◆ **Requirement**:
Lift out all lines below that contain "details".

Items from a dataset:
# # # #

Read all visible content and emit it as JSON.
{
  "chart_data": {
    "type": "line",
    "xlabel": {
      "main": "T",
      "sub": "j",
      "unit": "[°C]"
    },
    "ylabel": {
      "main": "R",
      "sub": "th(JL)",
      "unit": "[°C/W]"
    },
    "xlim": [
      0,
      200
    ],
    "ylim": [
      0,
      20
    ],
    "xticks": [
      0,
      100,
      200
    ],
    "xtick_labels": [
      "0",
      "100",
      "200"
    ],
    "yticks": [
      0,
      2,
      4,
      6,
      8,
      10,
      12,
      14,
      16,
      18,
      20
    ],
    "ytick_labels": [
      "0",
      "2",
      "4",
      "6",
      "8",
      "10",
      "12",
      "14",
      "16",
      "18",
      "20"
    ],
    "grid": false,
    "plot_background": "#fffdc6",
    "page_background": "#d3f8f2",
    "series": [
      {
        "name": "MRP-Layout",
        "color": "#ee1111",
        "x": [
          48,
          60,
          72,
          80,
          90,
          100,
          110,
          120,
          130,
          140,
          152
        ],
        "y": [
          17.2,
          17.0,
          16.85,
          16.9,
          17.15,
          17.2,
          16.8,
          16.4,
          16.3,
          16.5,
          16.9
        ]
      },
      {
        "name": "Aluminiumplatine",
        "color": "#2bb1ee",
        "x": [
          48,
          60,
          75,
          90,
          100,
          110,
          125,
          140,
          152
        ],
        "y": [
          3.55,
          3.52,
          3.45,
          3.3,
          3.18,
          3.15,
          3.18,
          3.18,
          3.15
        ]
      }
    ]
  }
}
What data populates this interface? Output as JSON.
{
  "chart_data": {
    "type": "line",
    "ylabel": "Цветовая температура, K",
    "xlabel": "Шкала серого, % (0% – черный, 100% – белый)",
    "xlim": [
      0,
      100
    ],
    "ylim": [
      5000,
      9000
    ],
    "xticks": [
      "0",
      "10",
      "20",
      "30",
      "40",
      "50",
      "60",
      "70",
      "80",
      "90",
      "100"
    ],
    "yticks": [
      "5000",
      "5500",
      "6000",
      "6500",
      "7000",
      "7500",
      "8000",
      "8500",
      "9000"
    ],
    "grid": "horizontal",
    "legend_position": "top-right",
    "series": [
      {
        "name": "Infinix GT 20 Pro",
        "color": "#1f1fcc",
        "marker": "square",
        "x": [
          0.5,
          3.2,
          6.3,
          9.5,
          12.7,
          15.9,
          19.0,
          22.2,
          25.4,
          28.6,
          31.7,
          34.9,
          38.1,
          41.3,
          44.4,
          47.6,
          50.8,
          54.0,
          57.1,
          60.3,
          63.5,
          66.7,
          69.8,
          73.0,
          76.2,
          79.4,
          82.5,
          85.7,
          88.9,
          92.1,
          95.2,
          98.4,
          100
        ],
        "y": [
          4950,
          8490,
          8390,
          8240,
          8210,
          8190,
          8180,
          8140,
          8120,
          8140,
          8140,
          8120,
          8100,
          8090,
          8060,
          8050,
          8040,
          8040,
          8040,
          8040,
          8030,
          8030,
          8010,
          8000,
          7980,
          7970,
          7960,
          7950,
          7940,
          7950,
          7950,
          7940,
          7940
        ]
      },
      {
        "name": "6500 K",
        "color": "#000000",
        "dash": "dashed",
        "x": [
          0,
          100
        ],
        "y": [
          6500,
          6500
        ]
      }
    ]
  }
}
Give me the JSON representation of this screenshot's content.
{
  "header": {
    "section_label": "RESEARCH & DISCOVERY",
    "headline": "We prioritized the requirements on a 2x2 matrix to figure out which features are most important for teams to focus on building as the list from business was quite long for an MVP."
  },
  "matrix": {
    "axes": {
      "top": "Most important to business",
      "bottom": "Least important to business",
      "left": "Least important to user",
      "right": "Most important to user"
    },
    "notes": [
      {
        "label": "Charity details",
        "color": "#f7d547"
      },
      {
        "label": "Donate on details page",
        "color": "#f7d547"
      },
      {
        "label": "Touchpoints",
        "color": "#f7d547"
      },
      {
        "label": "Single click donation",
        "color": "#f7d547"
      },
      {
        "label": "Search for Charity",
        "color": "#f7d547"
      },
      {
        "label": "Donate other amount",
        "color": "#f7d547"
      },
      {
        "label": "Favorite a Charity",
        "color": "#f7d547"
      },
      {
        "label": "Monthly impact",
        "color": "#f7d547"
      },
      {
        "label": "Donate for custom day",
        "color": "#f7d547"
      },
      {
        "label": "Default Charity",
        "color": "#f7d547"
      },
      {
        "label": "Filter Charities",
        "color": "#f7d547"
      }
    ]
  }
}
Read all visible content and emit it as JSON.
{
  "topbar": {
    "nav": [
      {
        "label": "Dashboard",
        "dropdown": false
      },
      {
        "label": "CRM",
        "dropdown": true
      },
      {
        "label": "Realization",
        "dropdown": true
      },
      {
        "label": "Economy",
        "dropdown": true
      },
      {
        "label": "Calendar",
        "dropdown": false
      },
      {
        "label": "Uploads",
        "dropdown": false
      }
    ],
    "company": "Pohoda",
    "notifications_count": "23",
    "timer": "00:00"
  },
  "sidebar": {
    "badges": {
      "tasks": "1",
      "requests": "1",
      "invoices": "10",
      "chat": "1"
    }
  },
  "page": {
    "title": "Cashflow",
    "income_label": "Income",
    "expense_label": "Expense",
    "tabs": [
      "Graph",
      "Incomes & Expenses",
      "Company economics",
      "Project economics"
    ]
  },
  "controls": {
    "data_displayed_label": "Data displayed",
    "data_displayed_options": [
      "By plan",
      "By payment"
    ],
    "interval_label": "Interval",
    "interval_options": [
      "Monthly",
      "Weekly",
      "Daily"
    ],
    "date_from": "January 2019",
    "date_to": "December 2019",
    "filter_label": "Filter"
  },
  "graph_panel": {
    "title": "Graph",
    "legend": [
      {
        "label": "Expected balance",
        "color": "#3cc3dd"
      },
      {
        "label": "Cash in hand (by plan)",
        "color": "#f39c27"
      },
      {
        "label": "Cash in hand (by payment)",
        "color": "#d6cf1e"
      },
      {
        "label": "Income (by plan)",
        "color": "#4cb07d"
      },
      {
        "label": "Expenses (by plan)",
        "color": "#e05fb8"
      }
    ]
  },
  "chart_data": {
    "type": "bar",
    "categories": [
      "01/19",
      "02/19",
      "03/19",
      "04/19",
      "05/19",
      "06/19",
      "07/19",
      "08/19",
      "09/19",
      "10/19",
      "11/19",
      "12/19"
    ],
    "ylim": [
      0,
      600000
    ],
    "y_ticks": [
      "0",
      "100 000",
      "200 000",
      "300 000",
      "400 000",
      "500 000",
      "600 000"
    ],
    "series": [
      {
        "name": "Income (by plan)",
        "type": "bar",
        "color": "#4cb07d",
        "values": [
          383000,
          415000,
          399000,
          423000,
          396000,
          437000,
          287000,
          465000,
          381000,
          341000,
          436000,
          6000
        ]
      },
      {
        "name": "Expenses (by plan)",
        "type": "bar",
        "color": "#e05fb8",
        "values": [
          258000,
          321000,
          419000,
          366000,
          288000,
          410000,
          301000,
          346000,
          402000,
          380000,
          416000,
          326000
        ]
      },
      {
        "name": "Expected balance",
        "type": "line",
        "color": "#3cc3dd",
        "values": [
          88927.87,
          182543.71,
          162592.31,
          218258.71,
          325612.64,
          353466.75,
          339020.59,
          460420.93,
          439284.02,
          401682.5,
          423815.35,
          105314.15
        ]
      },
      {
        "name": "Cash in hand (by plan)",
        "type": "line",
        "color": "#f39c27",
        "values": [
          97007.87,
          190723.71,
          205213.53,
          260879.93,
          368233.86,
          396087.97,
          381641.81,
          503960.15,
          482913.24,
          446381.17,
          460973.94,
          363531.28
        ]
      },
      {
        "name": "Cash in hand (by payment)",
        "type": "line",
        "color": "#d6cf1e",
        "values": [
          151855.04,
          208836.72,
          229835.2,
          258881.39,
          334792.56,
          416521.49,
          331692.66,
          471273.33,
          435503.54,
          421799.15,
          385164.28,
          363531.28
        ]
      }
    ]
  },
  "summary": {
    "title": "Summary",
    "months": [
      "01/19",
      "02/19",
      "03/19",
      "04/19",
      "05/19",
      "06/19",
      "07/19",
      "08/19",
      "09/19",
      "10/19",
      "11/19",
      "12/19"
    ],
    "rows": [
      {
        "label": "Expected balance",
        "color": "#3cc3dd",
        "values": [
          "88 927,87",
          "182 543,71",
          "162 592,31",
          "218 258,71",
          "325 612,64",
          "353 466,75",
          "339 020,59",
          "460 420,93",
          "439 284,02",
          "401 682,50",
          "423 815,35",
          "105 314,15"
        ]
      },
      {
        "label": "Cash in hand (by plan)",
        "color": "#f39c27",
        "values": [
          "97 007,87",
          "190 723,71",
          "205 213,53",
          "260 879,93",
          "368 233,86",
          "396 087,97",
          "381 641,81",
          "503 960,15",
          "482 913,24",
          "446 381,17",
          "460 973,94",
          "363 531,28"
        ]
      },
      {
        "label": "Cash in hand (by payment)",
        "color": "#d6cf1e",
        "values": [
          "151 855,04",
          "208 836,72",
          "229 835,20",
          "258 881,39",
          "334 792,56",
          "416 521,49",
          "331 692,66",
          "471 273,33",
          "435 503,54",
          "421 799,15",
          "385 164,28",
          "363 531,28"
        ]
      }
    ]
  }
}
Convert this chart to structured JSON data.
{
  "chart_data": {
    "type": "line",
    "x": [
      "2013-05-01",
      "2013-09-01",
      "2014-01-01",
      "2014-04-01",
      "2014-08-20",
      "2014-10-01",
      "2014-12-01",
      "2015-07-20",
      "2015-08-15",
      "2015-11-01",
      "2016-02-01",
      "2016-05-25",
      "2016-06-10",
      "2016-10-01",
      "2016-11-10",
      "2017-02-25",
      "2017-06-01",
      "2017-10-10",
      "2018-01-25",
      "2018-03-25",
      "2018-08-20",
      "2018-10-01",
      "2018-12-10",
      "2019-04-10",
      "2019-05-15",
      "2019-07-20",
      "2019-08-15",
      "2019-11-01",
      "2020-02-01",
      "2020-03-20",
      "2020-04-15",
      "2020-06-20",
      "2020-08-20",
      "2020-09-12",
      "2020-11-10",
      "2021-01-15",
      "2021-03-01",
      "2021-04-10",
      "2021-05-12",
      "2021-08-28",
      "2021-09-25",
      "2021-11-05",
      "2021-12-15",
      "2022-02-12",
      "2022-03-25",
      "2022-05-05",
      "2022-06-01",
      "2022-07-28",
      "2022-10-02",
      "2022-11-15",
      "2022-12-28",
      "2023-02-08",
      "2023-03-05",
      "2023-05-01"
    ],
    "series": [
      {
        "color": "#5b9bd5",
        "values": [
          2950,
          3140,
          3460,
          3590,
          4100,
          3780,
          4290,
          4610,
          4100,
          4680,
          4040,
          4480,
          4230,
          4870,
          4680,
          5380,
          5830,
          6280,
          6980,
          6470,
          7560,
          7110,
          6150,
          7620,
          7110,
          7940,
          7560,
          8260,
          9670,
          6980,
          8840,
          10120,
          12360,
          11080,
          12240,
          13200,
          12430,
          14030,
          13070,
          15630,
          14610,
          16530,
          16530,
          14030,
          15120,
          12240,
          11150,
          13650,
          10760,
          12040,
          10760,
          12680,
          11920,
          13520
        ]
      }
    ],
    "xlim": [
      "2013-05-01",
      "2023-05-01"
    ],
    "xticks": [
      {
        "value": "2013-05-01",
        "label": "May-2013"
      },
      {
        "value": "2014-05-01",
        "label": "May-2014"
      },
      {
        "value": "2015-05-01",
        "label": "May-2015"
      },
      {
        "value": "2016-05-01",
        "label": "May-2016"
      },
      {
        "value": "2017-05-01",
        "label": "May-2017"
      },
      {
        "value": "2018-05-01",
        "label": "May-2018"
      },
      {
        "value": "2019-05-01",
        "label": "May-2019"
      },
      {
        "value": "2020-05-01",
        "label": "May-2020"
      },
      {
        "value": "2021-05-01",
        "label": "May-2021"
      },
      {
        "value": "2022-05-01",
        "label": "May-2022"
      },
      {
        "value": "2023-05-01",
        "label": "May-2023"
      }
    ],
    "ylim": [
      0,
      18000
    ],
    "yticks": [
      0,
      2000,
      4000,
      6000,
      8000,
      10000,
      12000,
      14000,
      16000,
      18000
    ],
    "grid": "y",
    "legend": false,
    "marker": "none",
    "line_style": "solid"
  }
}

# # # #

◆ **Solution for this task**:
        "label": "Charity details",
        "label": "Donate on details page",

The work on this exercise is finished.